§ **Goal**
All of the entries need to be written out again, exactly as they are.

Stored records:
_____

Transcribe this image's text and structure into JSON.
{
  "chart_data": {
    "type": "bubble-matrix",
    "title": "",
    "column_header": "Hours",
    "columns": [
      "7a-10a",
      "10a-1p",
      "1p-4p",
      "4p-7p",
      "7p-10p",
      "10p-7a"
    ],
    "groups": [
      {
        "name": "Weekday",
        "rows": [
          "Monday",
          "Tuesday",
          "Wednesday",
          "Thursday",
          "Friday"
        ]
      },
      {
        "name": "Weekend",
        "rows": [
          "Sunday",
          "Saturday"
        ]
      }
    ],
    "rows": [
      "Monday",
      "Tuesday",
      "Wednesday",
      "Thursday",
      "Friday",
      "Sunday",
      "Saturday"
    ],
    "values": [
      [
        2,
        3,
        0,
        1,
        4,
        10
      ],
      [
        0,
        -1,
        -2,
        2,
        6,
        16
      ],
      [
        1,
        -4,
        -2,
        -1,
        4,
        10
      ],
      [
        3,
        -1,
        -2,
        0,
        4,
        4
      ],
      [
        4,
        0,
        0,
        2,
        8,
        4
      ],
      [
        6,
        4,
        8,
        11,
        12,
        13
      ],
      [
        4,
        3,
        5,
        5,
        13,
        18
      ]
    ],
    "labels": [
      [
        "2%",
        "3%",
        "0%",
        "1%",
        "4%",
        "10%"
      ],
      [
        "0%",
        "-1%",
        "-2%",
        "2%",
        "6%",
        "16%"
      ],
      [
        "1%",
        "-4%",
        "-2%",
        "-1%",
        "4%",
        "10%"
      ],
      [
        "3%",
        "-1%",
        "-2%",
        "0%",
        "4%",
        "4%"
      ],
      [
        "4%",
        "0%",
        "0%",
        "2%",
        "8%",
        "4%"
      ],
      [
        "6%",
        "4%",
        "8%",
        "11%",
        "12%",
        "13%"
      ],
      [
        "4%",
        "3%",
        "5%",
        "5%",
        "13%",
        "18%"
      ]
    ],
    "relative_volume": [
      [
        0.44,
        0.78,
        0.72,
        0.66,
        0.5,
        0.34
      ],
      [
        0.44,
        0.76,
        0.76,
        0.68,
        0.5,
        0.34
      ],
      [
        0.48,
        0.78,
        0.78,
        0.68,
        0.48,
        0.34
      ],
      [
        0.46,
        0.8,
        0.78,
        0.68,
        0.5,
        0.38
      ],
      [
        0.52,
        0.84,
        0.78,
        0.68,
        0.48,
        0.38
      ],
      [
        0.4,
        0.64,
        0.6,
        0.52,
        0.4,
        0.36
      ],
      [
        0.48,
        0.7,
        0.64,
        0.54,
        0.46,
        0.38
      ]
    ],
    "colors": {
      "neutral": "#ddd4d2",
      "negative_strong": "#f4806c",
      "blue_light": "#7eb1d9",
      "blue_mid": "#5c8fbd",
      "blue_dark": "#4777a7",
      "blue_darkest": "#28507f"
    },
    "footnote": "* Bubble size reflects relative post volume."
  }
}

_____

§ **Answer to this exercise**
Transcribe this image's text and structure into JSON.
{
  "chart_data": {
    "type": "bubble-matrix",
    "title": "",
    "column_header": "Hours",
    "columns": [
      "7a-10a",
      "10a-1p",
      "1p-4p",
      "4p-7p",
      "7p-10p",
      "10p-7a"
    ],
    "groups": [
      {
        "name": "Weekday",
        "rows": [
          "Monday",
          "Tuesday",
          "Wednesday",
          "Thursday",
          "Friday"
        ]
      },
      {
        "name": "Weekend",
        "rows": [
          "Sunday",
          "Saturday"
        ]
      }
    ],
    "rows": [
      "Monday",
      "Tuesday",
      "Wednesday",
      "Thursday",
      "Friday",
      "Sunday",
      "Saturday"
    ],
    "values": [
      [
        2,
        3,
        0,
        1,
        4,
        10
      ],
      [
        0,
        -1,
        -2,
        2,
        6,
        16
      ],
      [
        1,
        -4,
        -2,
        -1,
        4,
        10
      ],
      [
        3,
        -1,
        -2,
        0,
        4,
        4
      ],
      [
        4,
        0,
        0,
        2,
        8,
        4
      ],
      [
        6,
        4,
        8,
        11,
        12,
        13
      ],
      [
        4,
        3,
        5,
        5,
        13,
        18
      ]
    ],
    "labels": [
      [
        "2%",
        "3%",
        "0%",
        "1%",
        "4%",
        "10%"
      ],
      [
        "0%",
        "-1%",
        "-2%",
        "2%",
        "6%",
        "16%"
      ],
      [
        "1%",
        "-4%",
        "-2%",
        "-1%",
        "4%",
        "10%"
      ],
      [
        "3%",
        "-1%",
        "-2%",
        "0%",
        "4%",
        "4%"
      ],
      [
        "4%",
        "0%",
        "0%",
        "2%",
        "8%",
        "4%"
      ],
      [
        "6%",
        "4%",
        "8%",
        "11%",
        "12%",
        "13%"
      ],
      [
        "4%",
        "3%",
        "5%",
        "5%",
        "13%",
        "18%"
      ]
    ],
    "relative_volume": [
      [
        0.44,
        0.78,
        0.72,
        0.66,
        0.5,
        0.34
      ],
      [
        0.44,
        0.76,
        0.76,
        0.68,
        0.5,
        0.34
      ],
      [
        0.48,
        0.78,
        0.78,
        0.68,
        0.48,
        0.34
      ],
      [
        0.46,
        0.8,
        0.78,
        0.68,
        0.5,
        0.38
      ],
      [
        0.52,
        0.84,
        0.78,
        0.68,
        0.48,
        0.38
      ],
      [
        0.4,
        0.64,
        0.6,
        0.52,
        0.4,
        0.36
      ],
      [
        0.48,
        0.7,
        0.64,
        0.54,
        0.46,
        0.38
      ]
    ],
    "colors": {
      "neutral": "#ddd4d2",
      "negative_strong": "#f4806c",
      "blue_light": "#7eb1d9",
      "blue_mid": "#5c8fbd",
      "blue_dark": "#4777a7",
      "blue_darkest": "#28507f"
    },
    "footnote": "* Bubble size reflects relative post volume."
  }
}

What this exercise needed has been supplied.